## Stated problem
Print the entries that appear below, exactly as written and without their pictures.

## The data
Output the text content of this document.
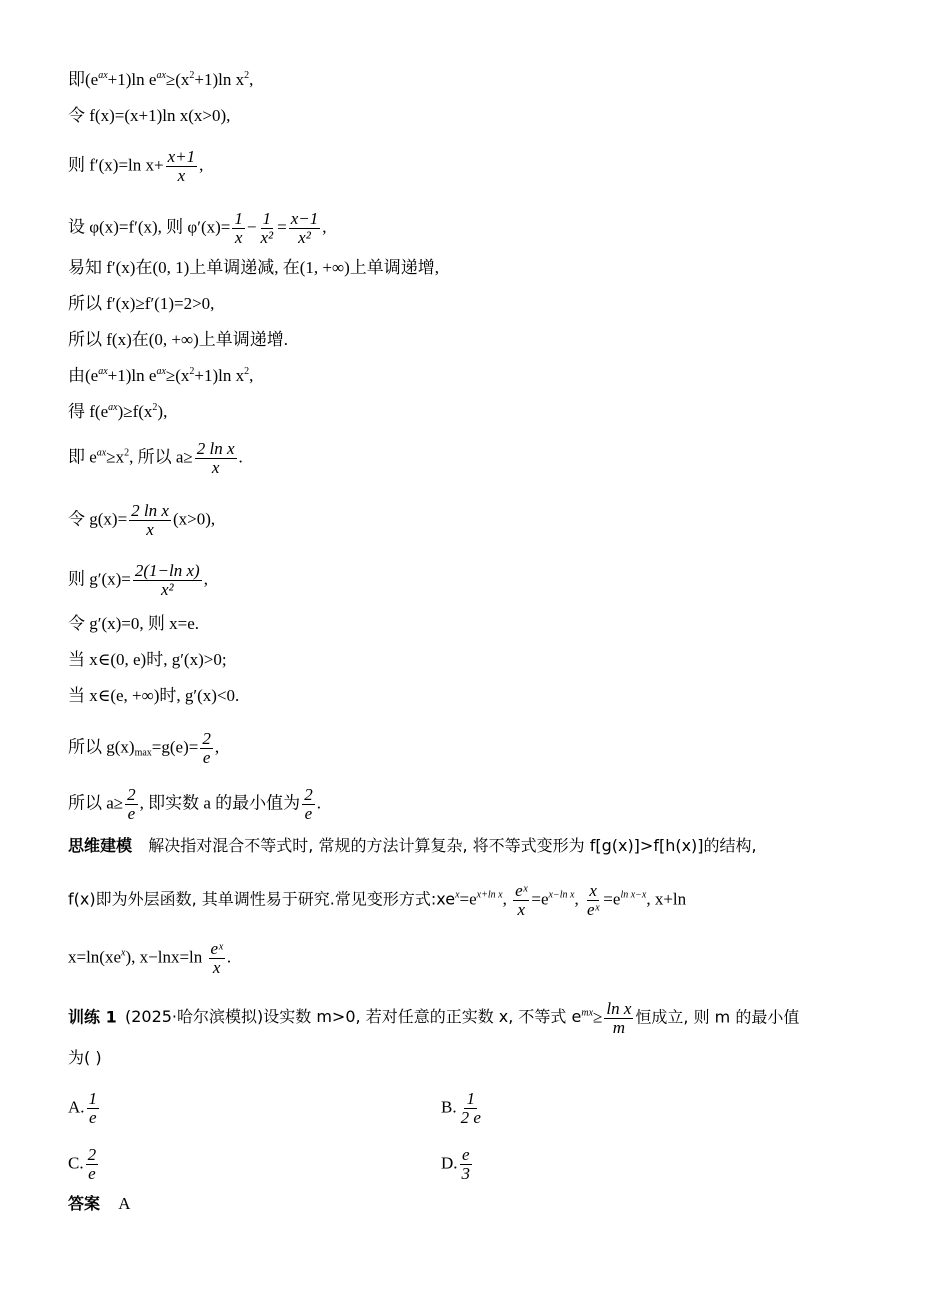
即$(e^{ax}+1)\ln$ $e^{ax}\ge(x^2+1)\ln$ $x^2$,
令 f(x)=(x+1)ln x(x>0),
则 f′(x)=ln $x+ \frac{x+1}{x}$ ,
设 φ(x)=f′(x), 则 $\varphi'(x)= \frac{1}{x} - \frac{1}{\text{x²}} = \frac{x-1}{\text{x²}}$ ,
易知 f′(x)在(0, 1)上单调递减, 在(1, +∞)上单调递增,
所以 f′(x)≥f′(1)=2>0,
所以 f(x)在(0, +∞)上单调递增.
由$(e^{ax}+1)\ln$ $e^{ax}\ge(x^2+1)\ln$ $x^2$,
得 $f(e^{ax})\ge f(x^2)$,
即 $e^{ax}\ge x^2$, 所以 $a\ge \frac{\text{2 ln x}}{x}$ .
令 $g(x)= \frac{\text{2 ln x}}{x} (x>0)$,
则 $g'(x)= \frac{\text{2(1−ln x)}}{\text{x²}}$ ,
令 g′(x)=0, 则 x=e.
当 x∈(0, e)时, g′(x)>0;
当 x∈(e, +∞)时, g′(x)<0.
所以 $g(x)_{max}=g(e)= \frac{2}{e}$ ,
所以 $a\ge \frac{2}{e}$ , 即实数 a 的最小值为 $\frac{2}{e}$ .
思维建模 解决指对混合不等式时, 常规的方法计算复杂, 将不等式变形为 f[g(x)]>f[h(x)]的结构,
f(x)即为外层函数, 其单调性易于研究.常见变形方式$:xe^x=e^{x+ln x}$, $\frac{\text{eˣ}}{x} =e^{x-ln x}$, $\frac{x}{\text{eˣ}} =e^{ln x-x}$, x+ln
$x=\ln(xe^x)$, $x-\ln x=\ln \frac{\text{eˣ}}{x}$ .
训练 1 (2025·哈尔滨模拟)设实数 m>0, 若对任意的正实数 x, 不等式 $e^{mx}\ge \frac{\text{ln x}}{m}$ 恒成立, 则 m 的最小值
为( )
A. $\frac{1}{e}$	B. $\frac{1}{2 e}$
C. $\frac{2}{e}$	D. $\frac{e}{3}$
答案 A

## Solution
Output the text content of this document.
即$(e^{ax}+1)\ln$ $e^{ax}\ge(x^2+1)\ln$ $x^2$,
令 f(x)=(x+1)ln x(x>0),
则 f′(x)=ln $x+ \frac{x+1}{x}$ ,
设 φ(x)=f′(x), 则 $\varphi'(x)= \frac{1}{x} - \frac{1}{\text{x²}} = \frac{x-1}{\text{x²}}$ ,
易知 f′(x)在(0, 1)上单调递减, 在(1, +∞)上单调递增,
所以 f′(x)≥f′(1)=2>0,
所以 f(x)在(0, +∞)上单调递增.
由$(e^{ax}+1)\ln$ $e^{ax}\ge(x^2+1)\ln$ $x^2$,
得 $f(e^{ax})\ge f(x^2)$,
即 $e^{ax}\ge x^2$, 所以 $a\ge \frac{\text{2 ln x}}{x}$ .
令 $g(x)= \frac{\text{2 ln x}}{x} (x>0)$,
则 $g'(x)= \frac{\text{2(1−ln x)}}{\text{x²}}$ ,
令 g′(x)=0, 则 x=e.
当 x∈(0, e)时, g′(x)>0;
当 x∈(e, +∞)时, g′(x)<0.
所以 $g(x)_{max}=g(e)= \frac{2}{e}$ ,
所以 $a\ge \frac{2}{e}$ , 即实数 a 的最小值为 $\frac{2}{e}$ .
思维建模 解决指对混合不等式时, 常规的方法计算复杂, 将不等式变形为 f[g(x)]>f[h(x)]的结构,
f(x)即为外层函数, 其单调性易于研究.常见变形方式$:xe^x=e^{x+ln x}$, $\frac{\text{eˣ}}{x} =e^{x-ln x}$, $\frac{x}{\text{eˣ}} =e^{ln x-x}$, x+ln
$x=\ln(xe^x)$, $x-\ln x=\ln \frac{\text{eˣ}}{x}$ .
训练 1 (2025·哈尔滨模拟)设实数 m>0, 若对任意的正实数 x, 不等式 $e^{mx}\ge \frac{\text{ln x}}{m}$ 恒成立, 则 m 的最小值
为( )
A. $\frac{1}{e}$	B. $\frac{1}{2 e}$
C. $\frac{2}{e}$	D. $\frac{e}{3}$
答案 A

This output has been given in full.